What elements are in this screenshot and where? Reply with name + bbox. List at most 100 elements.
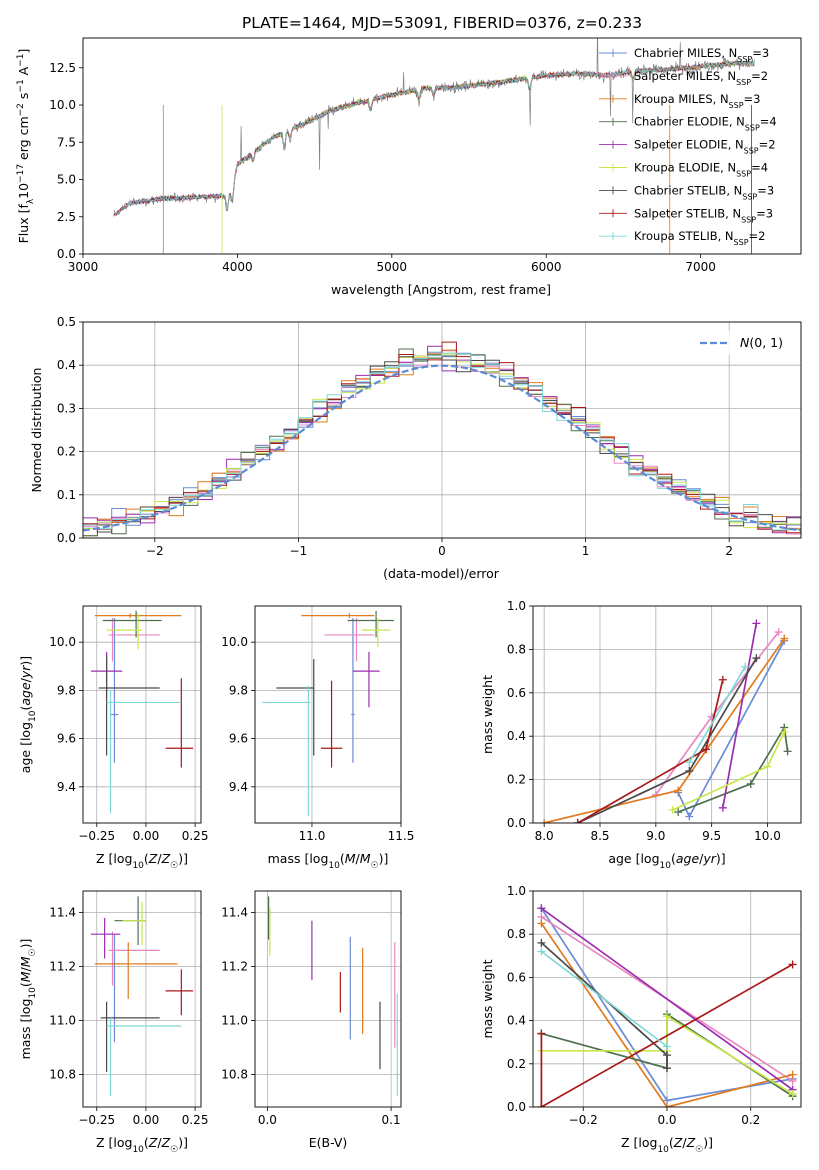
axes-frame xyxy=(82,321,802,539)
plus-marker xyxy=(780,634,789,643)
x-tick-label: 7000 xyxy=(685,260,716,274)
weight-line-salpeter-elodie xyxy=(721,623,758,808)
point-chabrier-elodie xyxy=(102,610,162,638)
plot-area xyxy=(255,891,401,1107)
hist-salpeter-stelib xyxy=(83,341,801,534)
plot-area xyxy=(533,891,801,1107)
plus-marker xyxy=(668,805,677,814)
x-tick-label: 9.0 xyxy=(646,829,665,843)
plus-marker xyxy=(663,1064,671,1073)
axes-frame xyxy=(532,605,802,824)
gaussian-curve xyxy=(83,364,801,532)
point-chabrier-miles xyxy=(110,618,119,763)
plus-marker xyxy=(573,819,582,823)
axes-age-vs-Z: −0.25 0.00 0.25 9.4 9.6 9.8 10.0 Z [log10(Z/Z☉)… xyxy=(18,605,209,871)
x-tick-label: 0.1 xyxy=(382,1113,401,1127)
axes-weight-vs-age: 8.0 8.5 9.0 9.5 10.0 0.0 0.2 0.4 0.6 0.8 1.0 age [l… xyxy=(480,599,802,871)
plus-marker xyxy=(685,812,694,821)
plus-marker xyxy=(537,947,546,956)
x-tick-label: 0.00 xyxy=(133,1113,160,1127)
hist-kroupa-stelib xyxy=(83,352,801,531)
x-tick-label: −2 xyxy=(146,544,164,558)
x-tick-label: 6000 xyxy=(531,260,562,274)
plus-marker xyxy=(752,654,761,663)
plot-area xyxy=(255,606,401,823)
plus-marker xyxy=(788,1070,797,1079)
x-tick-label: −0.25 xyxy=(78,1113,115,1127)
axes-frame xyxy=(82,890,202,1108)
axes-weight-vs-Z: −0.2 0.0 0.2 0.0 0.2 0.4 0.6 0.8 1.0 Z [log10(Z/Z… xyxy=(480,884,802,1155)
legend-label: Chabrier ELODIE, NSSP=4 xyxy=(634,115,777,133)
y-tick-label: 10.8 xyxy=(49,1068,76,1082)
point-kroupa-elodie xyxy=(106,613,142,650)
legend-box xyxy=(694,331,794,355)
y-axis-label: mass weight xyxy=(480,675,495,754)
weight-line-chabrier-elodie xyxy=(677,724,789,813)
y-tick-label: 0.2 xyxy=(507,1057,526,1071)
point-salpeter-stelib xyxy=(320,680,343,768)
weight-line-chabrier-miles xyxy=(677,640,786,819)
point-kroupa-elodie xyxy=(361,618,391,647)
plus-marker xyxy=(741,662,750,671)
axes-mass-vs-Z: −0.25 0.00 0.25 10.8 11.0 11.2 11.4 Z [log10(Z/… xyxy=(18,890,209,1155)
weight-line-salpeter-elodie xyxy=(540,907,794,1091)
point-chabrier-stelib xyxy=(100,1001,160,1072)
x-tick-label: 11.0 xyxy=(299,829,326,843)
legend: Chabrier MILES, NSSP=3 Salpeter MILES, NS… xyxy=(599,46,777,247)
x-tick-label: 0.25 xyxy=(182,829,209,843)
x-tick-label: 3000 xyxy=(68,260,99,274)
legend-label: Salpeter ELODIE, NSSP=2 xyxy=(634,138,776,156)
y-tick-label: 11.4 xyxy=(221,906,248,920)
y-tick-label: 0.1 xyxy=(57,488,76,502)
y-tick-label: 10.0 xyxy=(49,98,76,112)
x-tick-label: 0.0 xyxy=(657,1113,676,1127)
y-tick-label: 7.5 xyxy=(57,135,76,149)
plus-marker xyxy=(763,762,772,771)
y-tick-label: 0.3 xyxy=(57,401,76,415)
x-tick-label: 0.2 xyxy=(741,1113,760,1127)
legend-label: Kroupa STELIB, NSSP=2 xyxy=(634,229,765,247)
plot-area xyxy=(113,38,755,254)
legend-label: Chabrier STELIB, NSSP=3 xyxy=(634,183,774,201)
plus-marker xyxy=(788,1090,797,1099)
legend-label: Kroupa MILES, NSSP=3 xyxy=(634,92,760,110)
point-salpeter-elodie xyxy=(352,651,380,708)
point-kroupa-stelib xyxy=(106,1017,182,1097)
y-tick-label: 11.2 xyxy=(49,960,76,974)
point-kroupa-miles xyxy=(301,613,375,619)
legend-label: Salpeter MILES, NSSP=2 xyxy=(634,69,768,87)
x-tick-label: 11.5 xyxy=(388,829,415,843)
y-tick-label: 0.0 xyxy=(57,247,76,261)
point-salpeter-miles xyxy=(108,618,160,662)
y-axis-label: Normed distribution xyxy=(29,368,44,493)
model-line-salpeter-stelib xyxy=(113,60,755,217)
x-tick-label: 0 xyxy=(438,544,446,558)
y-tick-label: 1.0 xyxy=(507,884,526,898)
plus-marker xyxy=(718,803,727,812)
weight-line-salpeter-stelib xyxy=(540,963,794,1107)
x-tick-label: 5000 xyxy=(377,260,408,274)
axes-age-vs-mass: 11.0 11.5 9.4 9.6 9.8 10.0 mass [log10(M/M☉)] xyxy=(221,605,415,871)
plus-marker xyxy=(537,1029,546,1038)
x-tick-label: 4000 xyxy=(222,260,253,274)
y-tick-label: 1.0 xyxy=(507,599,526,613)
axes-residuals: −2 −1 0 1 2 0.0 0.1 0.2 0.3 0.4 0.5 N(0, 1) (data-mo… xyxy=(29,315,802,581)
axes-frame xyxy=(532,890,802,1108)
y-tick-label: 0.4 xyxy=(507,729,526,743)
y-tick-label: 0.8 xyxy=(507,642,526,656)
point-salpeter-stelib xyxy=(165,678,194,768)
x-axis-label: Z [log10(Z/Z☉)] xyxy=(96,851,188,871)
point-salpeter-stelib xyxy=(165,969,194,1016)
plus-marker xyxy=(718,675,727,684)
point-chabrier-elodie xyxy=(347,610,394,638)
x-tick-label: 9.5 xyxy=(702,829,721,843)
legend: N(0, 1) xyxy=(694,331,794,355)
plus-marker xyxy=(746,779,755,788)
y-axis-label: mass weight xyxy=(480,959,495,1038)
y-tick-label: 10.8 xyxy=(221,1068,248,1082)
x-tick-label: 0.25 xyxy=(182,1113,209,1127)
weight-line-kroupa-stelib xyxy=(540,950,668,1048)
plus-marker xyxy=(702,745,711,754)
plot-area xyxy=(83,322,801,538)
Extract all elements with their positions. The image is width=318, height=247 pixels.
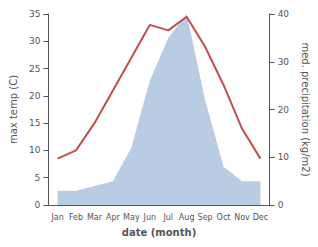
svg-text:date (month): date (month) [122,227,196,238]
svg-text:20: 20 [278,105,290,115]
svg-text:0: 0 [35,200,41,210]
svg-text:May: May [123,213,140,222]
svg-text:Mar: Mar [87,213,103,222]
svg-text:30: 30 [29,36,41,46]
svg-text:15: 15 [29,118,40,128]
svg-text:Apr: Apr [106,213,121,222]
svg-text:Jul: Jul [162,213,173,222]
svg-text:5: 5 [35,173,41,183]
svg-text:30: 30 [278,57,290,67]
svg-text:Feb: Feb [69,213,83,222]
svg-text:Jan: Jan [50,213,63,222]
svg-text:Sep: Sep [198,213,213,222]
svg-text:Aug: Aug [179,213,195,222]
svg-text:Oct: Oct [217,213,231,222]
svg-text:10: 10 [278,152,290,162]
svg-text:35: 35 [29,9,40,19]
svg-text:max temp (C): max temp (C) [8,75,19,144]
svg-text:0: 0 [278,200,284,210]
svg-text:10: 10 [29,145,41,155]
svg-text:Jun: Jun [143,213,157,222]
svg-text:Nov: Nov [234,213,250,222]
svg-text:20: 20 [29,91,41,101]
svg-text:Dec: Dec [253,213,268,222]
svg-text:40: 40 [278,9,290,19]
svg-text:25: 25 [29,64,40,74]
svg-text:med. precipitation (kg/m2): med. precipitation (kg/m2) [300,42,311,176]
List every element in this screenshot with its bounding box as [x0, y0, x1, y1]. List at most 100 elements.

=-=-=-=-=

_Work instructions:_ Rewrite the rows from the line with "svg-text:date (month): date" to the line with "svg-text:15: 15 [29,118,40,128]", both included, as a Markdown table with the columns Index and Row text, leaving out any blank lines.

_Finished exercise:_
| Index | Row text |
|---|---|
| 1 | svg-text:date (month): date (month) [122,227,196,238] |
| 2 | svg-text:20: 20 [278,105,290,115] |
| 3 | svg-text:0: 0 [35,200,41,210] |
| 4 | svg-text:May: May [123,213,140,222] |
| 5 | svg-text:Mar: Mar [87,213,103,222] |
| 6 | svg-text:30: 30 [29,36,41,46] |
| 7 | svg-text:15: 15 [29,118,40,128] |